Reproduce all the entries precisely.

▼

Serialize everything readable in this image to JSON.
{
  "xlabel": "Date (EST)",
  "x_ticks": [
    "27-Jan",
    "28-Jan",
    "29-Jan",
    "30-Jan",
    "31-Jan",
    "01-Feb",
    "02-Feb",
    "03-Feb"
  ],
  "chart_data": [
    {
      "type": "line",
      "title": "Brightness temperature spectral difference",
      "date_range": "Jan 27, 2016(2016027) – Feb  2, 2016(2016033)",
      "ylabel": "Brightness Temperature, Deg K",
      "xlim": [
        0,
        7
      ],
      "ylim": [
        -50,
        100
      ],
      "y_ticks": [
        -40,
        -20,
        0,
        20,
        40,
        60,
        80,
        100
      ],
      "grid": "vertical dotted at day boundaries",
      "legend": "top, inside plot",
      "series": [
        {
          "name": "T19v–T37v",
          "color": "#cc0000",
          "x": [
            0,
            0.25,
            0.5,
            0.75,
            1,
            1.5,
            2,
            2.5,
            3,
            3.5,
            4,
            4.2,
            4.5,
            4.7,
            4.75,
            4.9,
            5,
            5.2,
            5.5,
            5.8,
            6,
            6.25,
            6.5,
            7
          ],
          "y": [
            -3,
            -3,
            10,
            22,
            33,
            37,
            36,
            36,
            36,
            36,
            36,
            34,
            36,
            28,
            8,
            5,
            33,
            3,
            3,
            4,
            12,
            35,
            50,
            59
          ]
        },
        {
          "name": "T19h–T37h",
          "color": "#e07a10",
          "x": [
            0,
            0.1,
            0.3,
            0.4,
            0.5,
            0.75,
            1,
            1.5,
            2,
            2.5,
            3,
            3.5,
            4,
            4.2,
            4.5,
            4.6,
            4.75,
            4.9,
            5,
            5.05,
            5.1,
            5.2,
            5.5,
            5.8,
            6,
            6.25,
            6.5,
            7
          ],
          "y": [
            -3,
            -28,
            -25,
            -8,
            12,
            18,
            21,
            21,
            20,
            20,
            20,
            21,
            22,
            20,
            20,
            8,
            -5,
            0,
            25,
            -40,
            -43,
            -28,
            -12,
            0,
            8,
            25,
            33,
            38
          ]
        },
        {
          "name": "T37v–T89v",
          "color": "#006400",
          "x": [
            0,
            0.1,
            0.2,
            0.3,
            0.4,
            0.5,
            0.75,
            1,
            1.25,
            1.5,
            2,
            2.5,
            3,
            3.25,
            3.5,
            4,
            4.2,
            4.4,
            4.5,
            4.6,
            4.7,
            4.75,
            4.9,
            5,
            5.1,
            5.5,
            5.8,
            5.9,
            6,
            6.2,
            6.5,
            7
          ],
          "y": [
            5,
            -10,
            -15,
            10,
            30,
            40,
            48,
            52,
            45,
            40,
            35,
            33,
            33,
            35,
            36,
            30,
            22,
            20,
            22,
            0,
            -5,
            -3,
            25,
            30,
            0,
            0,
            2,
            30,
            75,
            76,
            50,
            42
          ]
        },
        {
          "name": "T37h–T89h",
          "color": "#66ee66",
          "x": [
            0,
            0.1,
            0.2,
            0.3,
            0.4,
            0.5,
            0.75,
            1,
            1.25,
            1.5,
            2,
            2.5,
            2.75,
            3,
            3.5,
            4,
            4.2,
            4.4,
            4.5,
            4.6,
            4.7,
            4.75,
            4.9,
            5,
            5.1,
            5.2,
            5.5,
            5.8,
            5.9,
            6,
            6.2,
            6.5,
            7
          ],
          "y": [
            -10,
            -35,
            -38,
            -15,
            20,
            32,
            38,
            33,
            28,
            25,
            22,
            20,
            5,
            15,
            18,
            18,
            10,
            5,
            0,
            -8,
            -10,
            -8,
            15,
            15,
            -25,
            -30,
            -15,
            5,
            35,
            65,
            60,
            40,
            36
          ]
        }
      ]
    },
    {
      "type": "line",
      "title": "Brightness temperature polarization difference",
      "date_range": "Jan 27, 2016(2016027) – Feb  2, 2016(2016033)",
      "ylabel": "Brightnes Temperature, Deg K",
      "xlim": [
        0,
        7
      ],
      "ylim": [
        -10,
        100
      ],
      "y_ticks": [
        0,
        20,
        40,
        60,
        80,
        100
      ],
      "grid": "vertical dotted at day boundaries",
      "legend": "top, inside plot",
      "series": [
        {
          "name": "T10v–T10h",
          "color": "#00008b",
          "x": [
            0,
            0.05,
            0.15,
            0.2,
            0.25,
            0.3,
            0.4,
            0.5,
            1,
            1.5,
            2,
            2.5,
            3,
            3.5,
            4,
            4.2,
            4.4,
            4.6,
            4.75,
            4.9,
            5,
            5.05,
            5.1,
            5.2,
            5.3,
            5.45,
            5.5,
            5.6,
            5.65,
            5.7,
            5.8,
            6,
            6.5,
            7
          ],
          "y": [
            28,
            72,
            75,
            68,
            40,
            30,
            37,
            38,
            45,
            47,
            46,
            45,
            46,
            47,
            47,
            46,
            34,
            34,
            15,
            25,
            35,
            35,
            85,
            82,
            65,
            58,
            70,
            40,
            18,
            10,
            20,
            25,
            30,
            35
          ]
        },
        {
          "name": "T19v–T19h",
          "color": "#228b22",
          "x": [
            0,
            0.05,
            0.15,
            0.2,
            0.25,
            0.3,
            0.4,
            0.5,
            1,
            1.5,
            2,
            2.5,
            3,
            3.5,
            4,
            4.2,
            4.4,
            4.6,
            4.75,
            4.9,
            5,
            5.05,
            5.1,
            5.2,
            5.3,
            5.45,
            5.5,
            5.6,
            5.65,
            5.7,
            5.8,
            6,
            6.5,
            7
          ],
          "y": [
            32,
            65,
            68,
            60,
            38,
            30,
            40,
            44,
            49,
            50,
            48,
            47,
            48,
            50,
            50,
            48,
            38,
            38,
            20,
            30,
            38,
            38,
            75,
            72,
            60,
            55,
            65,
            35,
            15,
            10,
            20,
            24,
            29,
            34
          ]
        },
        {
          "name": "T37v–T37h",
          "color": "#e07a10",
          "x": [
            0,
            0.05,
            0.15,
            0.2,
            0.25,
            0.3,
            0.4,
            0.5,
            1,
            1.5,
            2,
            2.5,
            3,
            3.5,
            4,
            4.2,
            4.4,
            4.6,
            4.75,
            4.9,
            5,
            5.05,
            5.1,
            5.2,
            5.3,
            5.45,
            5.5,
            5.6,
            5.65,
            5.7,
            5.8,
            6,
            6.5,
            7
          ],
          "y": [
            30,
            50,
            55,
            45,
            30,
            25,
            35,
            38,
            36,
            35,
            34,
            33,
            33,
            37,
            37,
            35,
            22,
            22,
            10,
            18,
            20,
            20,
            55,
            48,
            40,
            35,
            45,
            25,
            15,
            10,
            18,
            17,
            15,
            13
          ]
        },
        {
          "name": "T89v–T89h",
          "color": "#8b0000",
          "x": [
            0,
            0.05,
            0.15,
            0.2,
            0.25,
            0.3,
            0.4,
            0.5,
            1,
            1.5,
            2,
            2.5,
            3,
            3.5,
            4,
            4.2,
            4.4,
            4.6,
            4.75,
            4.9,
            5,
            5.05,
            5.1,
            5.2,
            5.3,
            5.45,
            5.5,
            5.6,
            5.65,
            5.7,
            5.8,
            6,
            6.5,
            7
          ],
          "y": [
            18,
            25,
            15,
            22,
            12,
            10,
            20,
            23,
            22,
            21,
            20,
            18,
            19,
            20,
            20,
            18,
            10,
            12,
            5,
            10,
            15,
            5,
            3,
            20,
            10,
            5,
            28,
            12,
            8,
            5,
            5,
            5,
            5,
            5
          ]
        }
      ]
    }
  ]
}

▲

• Complete answer:
Serialize everything readable in this image to JSON.
{
  "xlabel": "Date (EST)",
  "x_ticks": [
    "27-Jan",
    "28-Jan",
    "29-Jan",
    "30-Jan",
    "31-Jan",
    "01-Feb",
    "02-Feb",
    "03-Feb"
  ],
  "chart_data": [
    {
      "type": "line",
      "title": "Brightness temperature spectral difference",
      "date_range": "Jan 27, 2016(2016027) – Feb  2, 2016(2016033)",
      "ylabel": "Brightness Temperature, Deg K",
      "xlim": [
        0,
        7
      ],
      "ylim": [
        -50,
        100
      ],
      "y_ticks": [
        -40,
        -20,
        0,
        20,
        40,
        60,
        80,
        100
      ],
      "grid": "vertical dotted at day boundaries",
      "legend": "top, inside plot",
      "series": [
        {
          "name": "T19v–T37v",
          "color": "#cc0000",
          "x": [
            0,
            0.25,
            0.5,
            0.75,
            1,
            1.5,
            2,
            2.5,
            3,
            3.5,
            4,
            4.2,
            4.5,
            4.7,
            4.75,
            4.9,
            5,
            5.2,
            5.5,
            5.8,
            6,
            6.25,
            6.5,
            7
          ],
          "y": [
            -3,
            -3,
            10,
            22,
            33,
            37,
            36,
            36,
            36,
            36,
            36,
            34,
            36,
            28,
            8,
            5,
            33,
            3,
            3,
            4,
            12,
            35,
            50,
            59
          ]
        },
        {
          "name": "T19h–T37h",
          "color": "#e07a10",
          "x": [
            0,
            0.1,
            0.3,
            0.4,
            0.5,
            0.75,
            1,
            1.5,
            2,
            2.5,
            3,
            3.5,
            4,
            4.2,
            4.5,
            4.6,
            4.75,
            4.9,
            5,
            5.05,
            5.1,
            5.2,
            5.5,
            5.8,
            6,
            6.25,
            6.5,
            7
          ],
          "y": [
            -3,
            -28,
            -25,
            -8,
            12,
            18,
            21,
            21,
            20,
            20,
            20,
            21,
            22,
            20,
            20,
            8,
            -5,
            0,
            25,
            -40,
            -43,
            -28,
            -12,
            0,
            8,
            25,
            33,
            38
          ]
        },
        {
          "name": "T37v–T89v",
          "color": "#006400",
          "x": [
            0,
            0.1,
            0.2,
            0.3,
            0.4,
            0.5,
            0.75,
            1,
            1.25,
            1.5,
            2,
            2.5,
            3,
            3.25,
            3.5,
            4,
            4.2,
            4.4,
            4.5,
            4.6,
            4.7,
            4.75,
            4.9,
            5,
            5.1,
            5.5,
            5.8,
            5.9,
            6,
            6.2,
            6.5,
            7
          ],
          "y": [
            5,
            -10,
            -15,
            10,
            30,
            40,
            48,
            52,
            45,
            40,
            35,
            33,
            33,
            35,
            36,
            30,
            22,
            20,
            22,
            0,
            -5,
            -3,
            25,
            30,
            0,
            0,
            2,
            30,
            75,
            76,
            50,
            42
          ]
        },
        {
          "name": "T37h–T89h",
          "color": "#66ee66",
          "x": [
            0,
            0.1,
            0.2,
            0.3,
            0.4,
            0.5,
            0.75,
            1,
            1.25,
            1.5,
            2,
            2.5,
            2.75,
            3,
            3.5,
            4,
            4.2,
            4.4,
            4.5,
            4.6,
            4.7,
            4.75,
            4.9,
            5,
            5.1,
            5.2,
            5.5,
            5.8,
            5.9,
            6,
            6.2,
            6.5,
            7
          ],
          "y": [
            -10,
            -35,
            -38,
            -15,
            20,
            32,
            38,
            33,
            28,
            25,
            22,
            20,
            5,
            15,
            18,
            18,
            10,
            5,
            0,
            -8,
            -10,
            -8,
            15,
            15,
            -25,
            -30,
            -15,
            5,
            35,
            65,
            60,
            40,
            36
          ]
        }
      ]
    },
    {
      "type": "line",
      "title": "Brightness temperature polarization difference",
      "date_range": "Jan 27, 2016(2016027) – Feb  2, 2016(2016033)",
      "ylabel": "Brightnes Temperature, Deg K",
      "xlim": [
        0,
        7
      ],
      "ylim": [
        -10,
        100
      ],
      "y_ticks": [
        0,
        20,
        40,
        60,
        80,
        100
      ],
      "grid": "vertical dotted at day boundaries",
      "legend": "top, inside plot",
      "series": [
        {
          "name": "T10v–T10h",
          "color": "#00008b",
          "x": [
            0,
            0.05,
            0.15,
            0.2,
            0.25,
            0.3,
            0.4,
            0.5,
            1,
            1.5,
            2,
            2.5,
            3,
            3.5,
            4,
            4.2,
            4.4,
            4.6,
            4.75,
            4.9,
            5,
            5.05,
            5.1,
            5.2,
            5.3,
            5.45,
            5.5,
            5.6,
            5.65,
            5.7,
            5.8,
            6,
            6.5,
            7
          ],
          "y": [
            28,
            72,
            75,
            68,
            40,
            30,
            37,
            38,
            45,
            47,
            46,
            45,
            46,
            47,
            47,
            46,
            34,
            34,
            15,
            25,
            35,
            35,
            85,
            82,
            65,
            58,
            70,
            40,
            18,
            10,
            20,
            25,
            30,
            35
          ]
        },
        {
          "name": "T19v–T19h",
          "color": "#228b22",
          "x": [
            0,
            0.05,
            0.15,
            0.2,
            0.25,
            0.3,
            0.4,
            0.5,
            1,
            1.5,
            2,
            2.5,
            3,
            3.5,
            4,
            4.2,
            4.4,
            4.6,
            4.75,
            4.9,
            5,
            5.05,
            5.1,
            5.2,
            5.3,
            5.45,
            5.5,
            5.6,
            5.65,
            5.7,
            5.8,
            6,
            6.5,
            7
          ],
          "y": [
            32,
            65,
            68,
            60,
            38,
            30,
            40,
            44,
            49,
            50,
            48,
            47,
            48,
            50,
            50,
            48,
            38,
            38,
            20,
            30,
            38,
            38,
            75,
            72,
            60,
            55,
            65,
            35,
            15,
            10,
            20,
            24,
            29,
            34
          ]
        },
        {
          "name": "T37v–T37h",
          "color": "#e07a10",
          "x": [
            0,
            0.05,
            0.15,
            0.2,
            0.25,
            0.3,
            0.4,
            0.5,
            1,
            1.5,
            2,
            2.5,
            3,
            3.5,
            4,
            4.2,
            4.4,
            4.6,
            4.75,
            4.9,
            5,
            5.05,
            5.1,
            5.2,
            5.3,
            5.45,
            5.5,
            5.6,
            5.65,
            5.7,
            5.8,
            6,
            6.5,
            7
          ],
          "y": [
            30,
            50,
            55,
            45,
            30,
            25,
            35,
            38,
            36,
            35,
            34,
            33,
            33,
            37,
            37,
            35,
            22,
            22,
            10,
            18,
            20,
            20,
            55,
            48,
            40,
            35,
            45,
            25,
            15,
            10,
            18,
            17,
            15,
            13
          ]
        },
        {
          "name": "T89v–T89h",
          "color": "#8b0000",
          "x": [
            0,
            0.05,
            0.15,
            0.2,
            0.25,
            0.3,
            0.4,
            0.5,
            1,
            1.5,
            2,
            2.5,
            3,
            3.5,
            4,
            4.2,
            4.4,
            4.6,
            4.75,
            4.9,
            5,
            5.05,
            5.1,
            5.2,
            5.3,
            5.45,
            5.5,
            5.6,
            5.65,
            5.7,
            5.8,
            6,
            6.5,
            7
          ],
          "y": [
            18,
            25,
            15,
            22,
            12,
            10,
            20,
            23,
            22,
            21,
            20,
            18,
            19,
            20,
            20,
            18,
            10,
            12,
            5,
            10,
            15,
            5,
            3,
            20,
            10,
            5,
            28,
            12,
            8,
            5,
            5,
            5,
            5,
            5
          ]
        }
      ]
    }
  ]
}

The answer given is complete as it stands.